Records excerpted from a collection

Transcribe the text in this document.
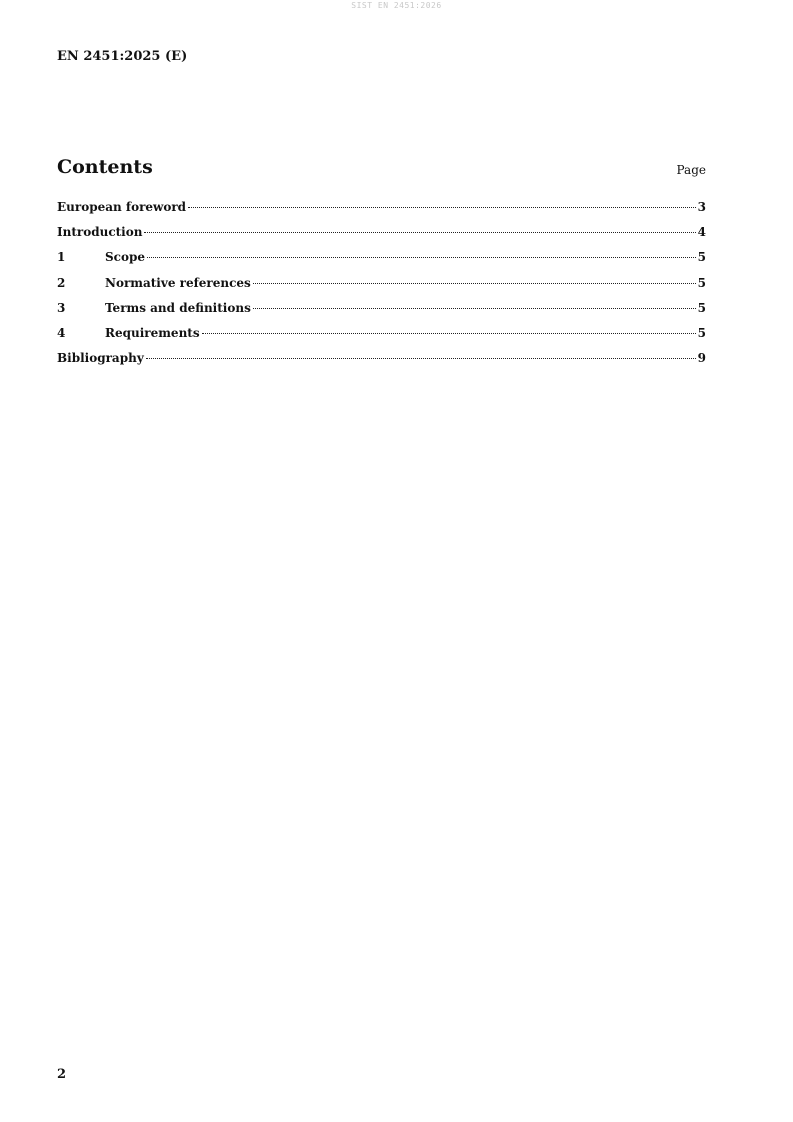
SIST EN 2451:2026
EN 2451:2025 (E)
Contents	Page
European foreword	3
Introduction	4
1	Scope	5
2	Normative references	5
3	Terms and definitions	5
4	Requirements	5
Bibliography	9
2
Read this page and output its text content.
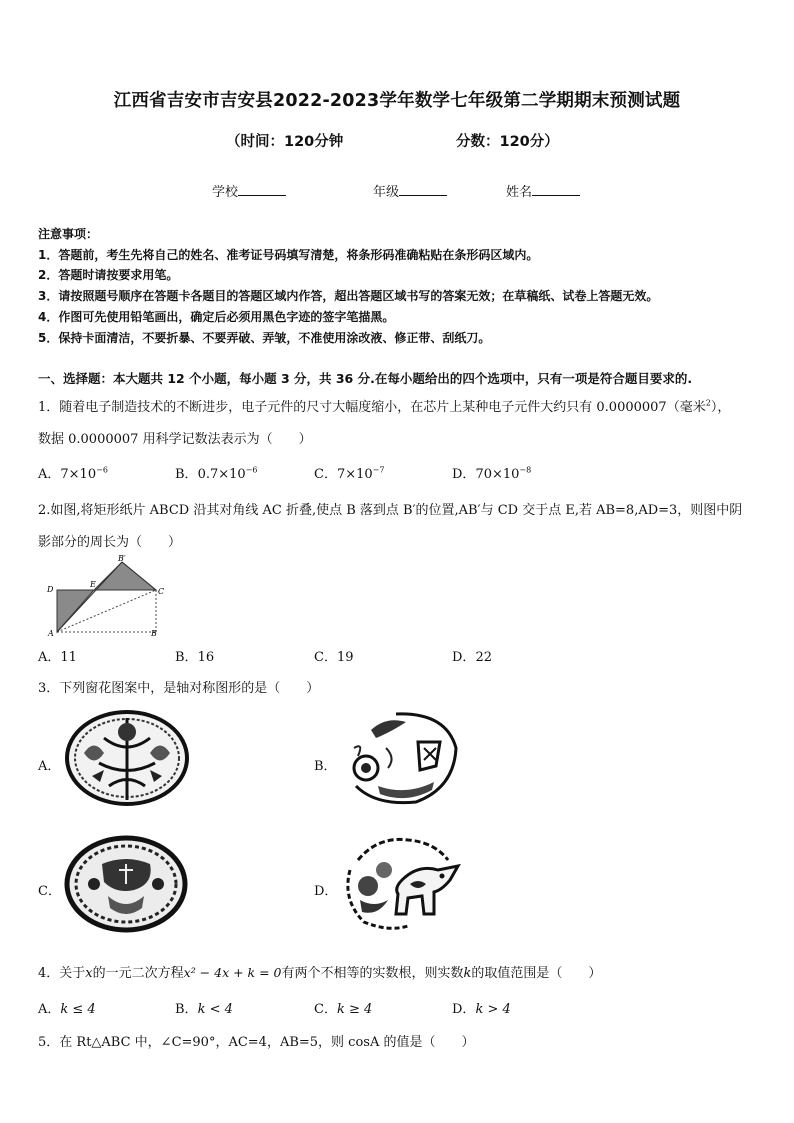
江西省吉安市吉安县2022-2023学年数学七年级第二学期期末预测试题
（时间：120分钟	分数：120分）
学校	年级	姓名
注意事项：
1．答题前，考生先将自己的姓名、准考证号码填写清楚，将条形码准确粘贴在条形码区域内。
2．答题时请按要求用笔。
3．请按照题号顺序在答题卡各题目的答题区域内作答，超出答题区域书写的答案无效；在草稿纸、试卷上答题无效。
4．作图可先使用铅笔画出，确定后必须用黑色字迹的签字笔描黑。
5．保持卡面清洁，不要折暴、不要弄破、弄皱，不准使用涂改液、修正带、刮纸刀。
一、选择题：本大题共 12 个小题，每小题 3 分，共 36 分.在每小题给出的四个选项中，只有一项是符合题目要求的.
1．随着电子制造技术的不断进步，电子元件的尺寸大幅度缩小，在芯片上某种电子元件大约只有 0.0000007（毫米$^2$），
数据 0.0000007 用科学记数法表示为（　　）
A．$7\times 10^{-6}$	B．$0.7\times 10^{-6}$	C．$7\times 10^{-7}$	D．$70\times 10^{-8}$
2.如图,将矩形纸片 ABCD 沿其对角线 AC 折叠,使点 B 落到点 B′的位置,AB′与 CD 交于点 E,若 AB=8,AD=3，则图中阴
影部分的周长为（　　）
B′
D
E
C
A	B
A．11	B．16	C．19	D．22
3．下列窗花图案中，是轴对称图形的是（　　）
A．	B．
C．	D．
4．关于x的一元二次方程x² − 4x + k = 0有两个不相等的实数根，则实数k的取值范围是（　　）
A．k ≤ 4	B．k < 4	C．k ≥ 4	D．k > 4
5．在 Rt△ABC 中，∠C=90°，AC=4，AB=5，则 cosA 的值是（　　）
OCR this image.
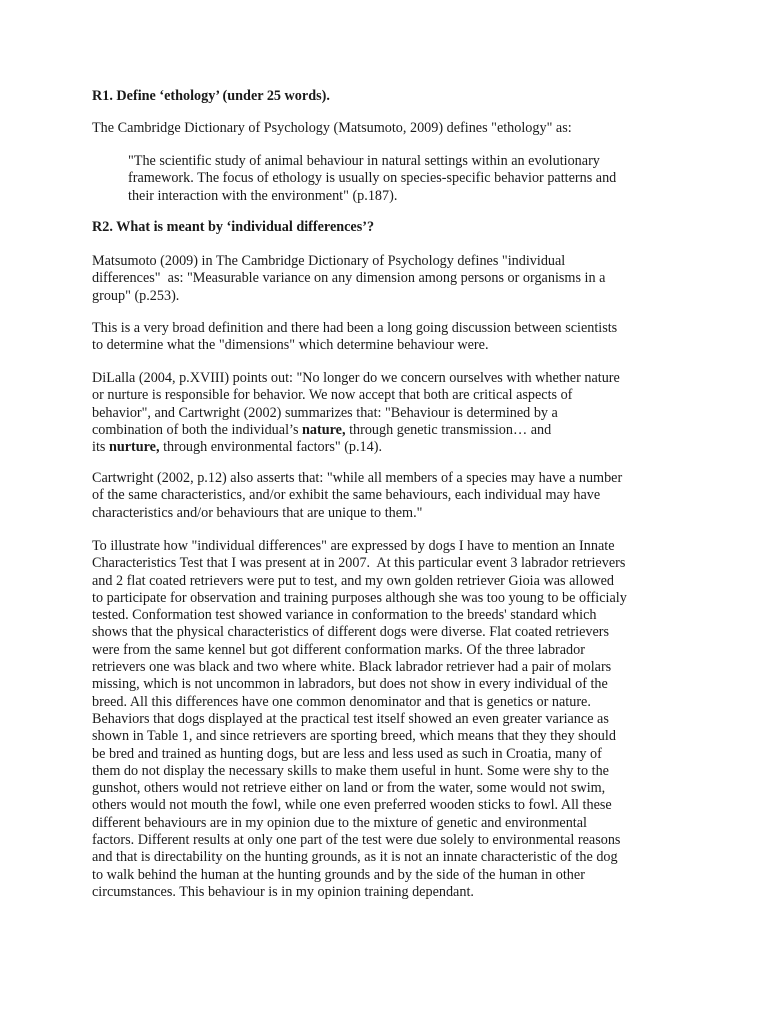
R1. Define ‘ethology’ (under 25 words).

The Cambridge Dictionary of Psychology (Matsumoto, 2009) defines "ethology" as:

"The scientific study of animal behaviour in natural settings within an evolutionary
framework. The focus of ethology is usually on species-specific behavior patterns and
their interaction with the environment" (p.187).

R2. What is meant by ‘individual differences’?

Matsumoto (2009) in The Cambridge Dictionary of Psychology defines "individual
differences"  as: "Measurable variance on any dimension among persons or organisms in a
group" (p.253).

This is a very broad definition and there had been a long going discussion between scientists
to determine what the "dimensions" which determine behaviour were.

DiLalla (2004, p.XVIII) points out: "No longer do we concern ourselves with whether nature
or nurture is responsible for behavior. We now accept that both are critical aspects of
behavior", and Cartwright (2002) summarizes that: "Behaviour is determined by a
combination of both the individual’s nature, through genetic transmission… and
its nurture, through environmental factors" (p.14).

Cartwright (2002, p.12) also asserts that: "while all members of a species may have a number
of the same characteristics, and/or exhibit the same behaviours, each individual may have
characteristics and/or behaviours that are unique to them."

To illustrate how "individual differences" are expressed by dogs I have to mention an Innate
Characteristics Test that I was present at in 2007.  At this particular event 3 labrador retrievers
and 2 flat coated retrievers were put to test, and my own golden retriever Gioia was allowed
to participate for observation and training purposes although she was too young to be officialy
tested. Conformation test showed variance in conformation to the breeds' standard which
shows that the physical characteristics of different dogs were diverse. Flat coated retrievers
were from the same kennel but got different conformation marks. Of the three labrador
retrievers one was black and two where white. Black labrador retriever had a pair of molars
missing, which is not uncommon in labradors, but does not show in every individual of the
breed. All this differences have one common denominator and that is genetics or nature.
Behaviors that dogs displayed at the practical test itself showed an even greater variance as
shown in Table 1, and since retrievers are sporting breed, which means that they they should
be bred and trained as hunting dogs, but are less and less used as such in Croatia, many of
them do not display the necessary skills to make them useful in hunt. Some were shy to the
gunshot, others would not retrieve either on land or from the water, some would not swim,
others would not mouth the fowl, while one even preferred wooden sticks to fowl. All these
different behaviours are in my opinion due to the mixture of genetic and environmental
factors. Different results at only one part of the test were due solely to environmental reasons
and that is directability on the hunting grounds, as it is not an innate characteristic of the dog
to walk behind the human at the hunting grounds and by the side of the human in other
circumstances. This behaviour is in my opinion training dependant.
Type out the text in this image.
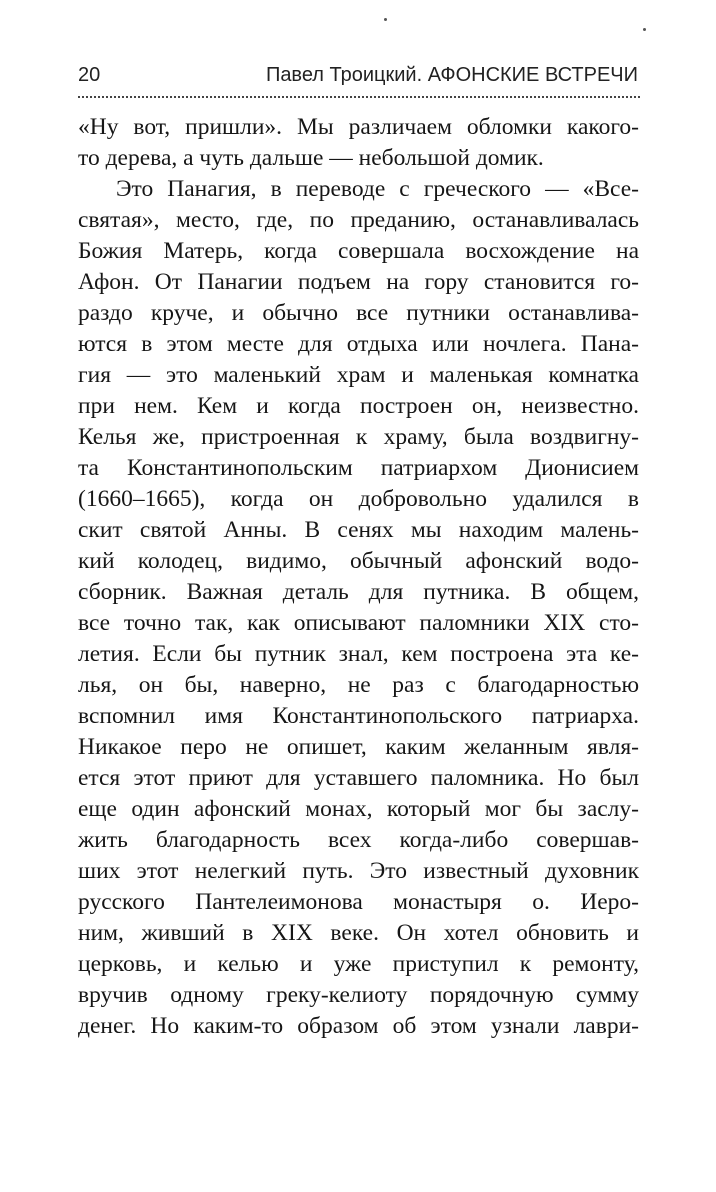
20	Павел Троицкий. АФОНСКИЕ ВСТРЕЧИ
«Ну вот, пришли». Мы различаем обломки какого-
то дерева, а чуть дальше — небольшой домик.
Это Панагия, в переводе с греческого — «Все-
святая», место, где, по преданию, останавливалась
Божия Матерь, когда совершала восхождение на
Афон. От Панагии подъем на гору становится го-
раздо круче, и обычно все путники останавлива-
ются в этом месте для отдыха или ночлега. Пана-
гия — это маленький храм и маленькая комнатка
при нем. Кем и когда построен он, неизвестно.
Келья же, пристроенная к храму, была воздвигну-
та Константинопольским патриархом Дионисием
(1660–1665), когда он добровольно удалился в
скит святой Анны. В сенях мы находим малень-
кий колодец, видимо, обычный афонский водо-
сборник. Важная деталь для путника. В общем,
все точно так, как описывают паломники XIX сто-
летия. Если бы путник знал, кем построена эта ке-
лья, он бы, наверно, не раз с благодарностью
вспомнил имя Константинопольского патриарха.
Никакое перо не опишет, каким желанным явля-
ется этот приют для уставшего паломника. Но был
еще один афонский монах, который мог бы заслу-
жить благодарность всех когда-либо совершав-
ших этот нелегкий путь. Это известный духовник
русского Пантелеимонова монастыря о. Иеро-
ним, живший в XIX веке. Он хотел обновить и
церковь, и келью и уже приступил к ремонту,
вручив одному греку-келиоту порядочную сумму
денег. Но каким-то образом об этом узнали лаври-
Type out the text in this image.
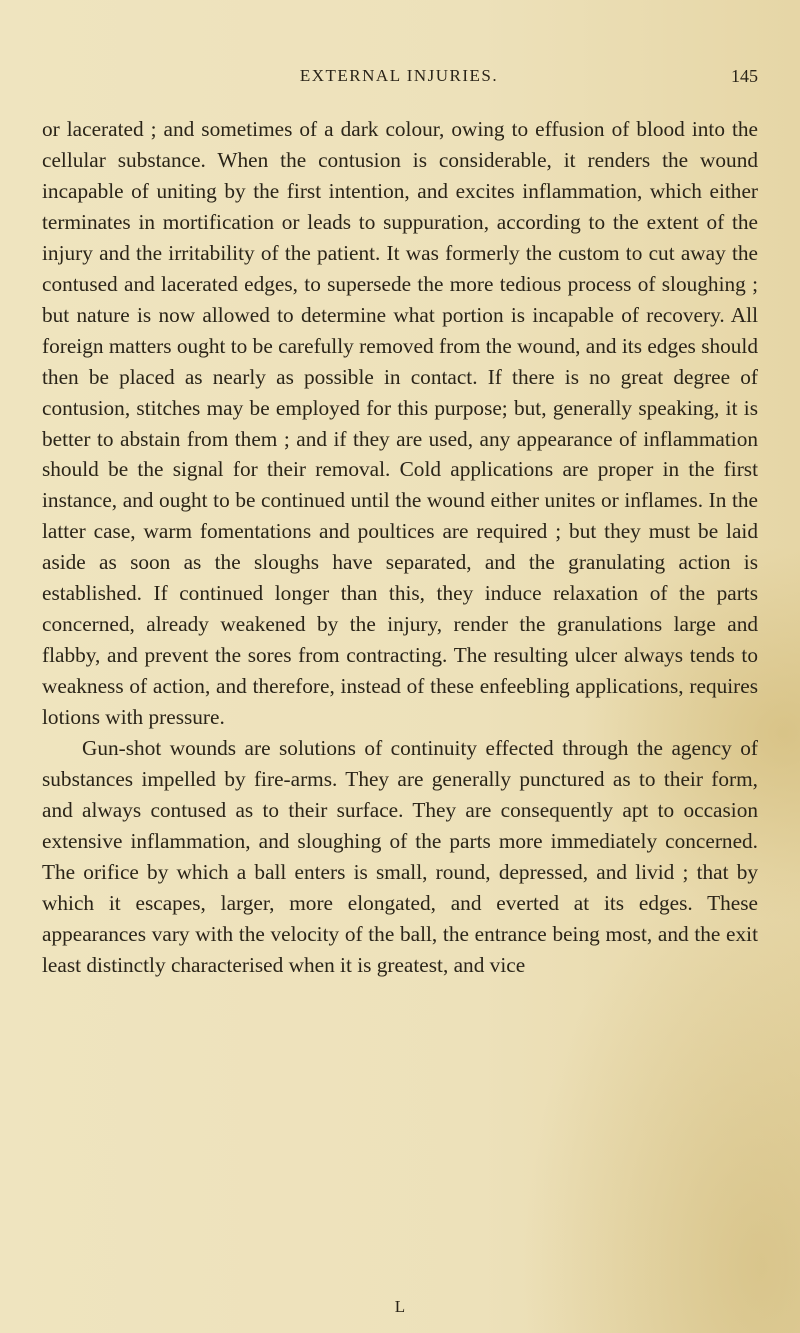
EXTERNAL INJURIES.	145

or lacerated ; and sometimes of a dark colour, owing to effusion of blood into the cellular substance. When the contusion is considerable, it renders the wound incapable of uniting by the first intention, and excites inflammation, which either terminates in mortification or leads to suppuration, according to the extent of the injury and the irritability of the patient. It was formerly the custom to cut away the contused and lacerated edges, to supersede the more tedious process of sloughing ; but nature is now allowed to determine what portion is incapable of recovery. All foreign matters ought to be carefully removed from the wound, and its edges should then be placed as nearly as possible in contact. If there is no great degree of contusion, stitches may be employed for this purpose; but, generally speaking, it is better to abstain from them ; and if they are used, any appearance of inflammation should be the signal for their removal. Cold applications are proper in the first instance, and ought to be continued until the wound either unites or inflames. In the latter case, warm fomentations and poultices are required ; but they must be laid aside as soon as the sloughs have separated, and the granulating action is established. If continued longer than this, they induce relaxation of the parts concerned, already weakened by the injury, render the granulations large and flabby, and prevent the sores from contracting. The resulting ulcer always tends to weakness of action, and therefore, instead of these enfeebling applications, requires lotions with pressure.

Gun-shot wounds are solutions of continuity effected through the agency of substances impelled by fire-arms. They are generally punctured as to their form, and always contused as to their surface. They are consequently apt to occasion extensive inflammation, and sloughing of the parts more immediately concerned. The orifice by which a ball enters is small, round, depressed, and livid ; that by which it escapes, larger, more elongated, and everted at its edges. These appearances vary with the velocity of the ball, the entrance being most, and the exit least distinctly characterised when it is greatest, and vice

L
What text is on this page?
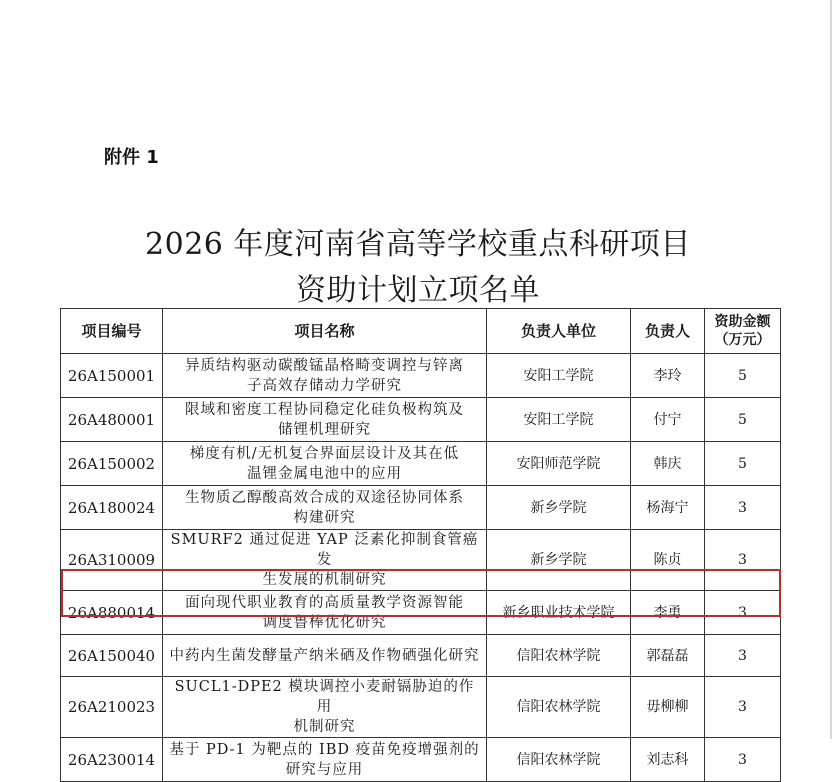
附件 1
2026 年度河南省高等学校重点科研项目
资助计划立项名单
项目编号	项目名称	负责人单位	负责人	资助金额
（万元）

26A150001	异质结构驱动碳酸锰晶格畸变调控与锌离
子高效存储动力学研究	安阳工学院	李玲	5
26A480001	限域和密度工程协同稳定化硅负极构筑及
储锂机理研究	安阳工学院	付宁	5
26A150002	梯度有机/无机复合界面层设计及其在低
温锂金属电池中的应用	安阳师范学院	韩庆	5
26A180024	生物质乙醇酸高效合成的双途径协同体系
构建研究	新乡学院	杨海宁	3
26A310009	SMURF2 通过促进 YAP 泛素化抑制食管癌发
生发展的机制研究	新乡学院	陈贞	3
26A880014	面向现代职业教育的高质量教学资源智能
调度鲁棒优化研究	新乡职业技术学院	李勇	3
26A150040	中药内生菌发酵量产纳米硒及作物硒强化研究	信阳农林学院	郭磊磊	3
26A210023	SUCL1-DPE2 模块调控小麦耐镉胁迫的作用
机制研究	信阳农林学院	毋柳柳	3
26A230014	基于 PD-1 为靶点的 IBD 疫苗免疫增强剂的
研究与应用	信阳农林学院	刘志科	3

Short problem:
Find every line in the records above that holds the word "coated", and copy each one.

Correct output:
and 2 flat coated retrievers were put to test, and my own golden retriever Gioia was allowed
shows that the physical characteristics of different dogs were diverse. Flat coated retrievers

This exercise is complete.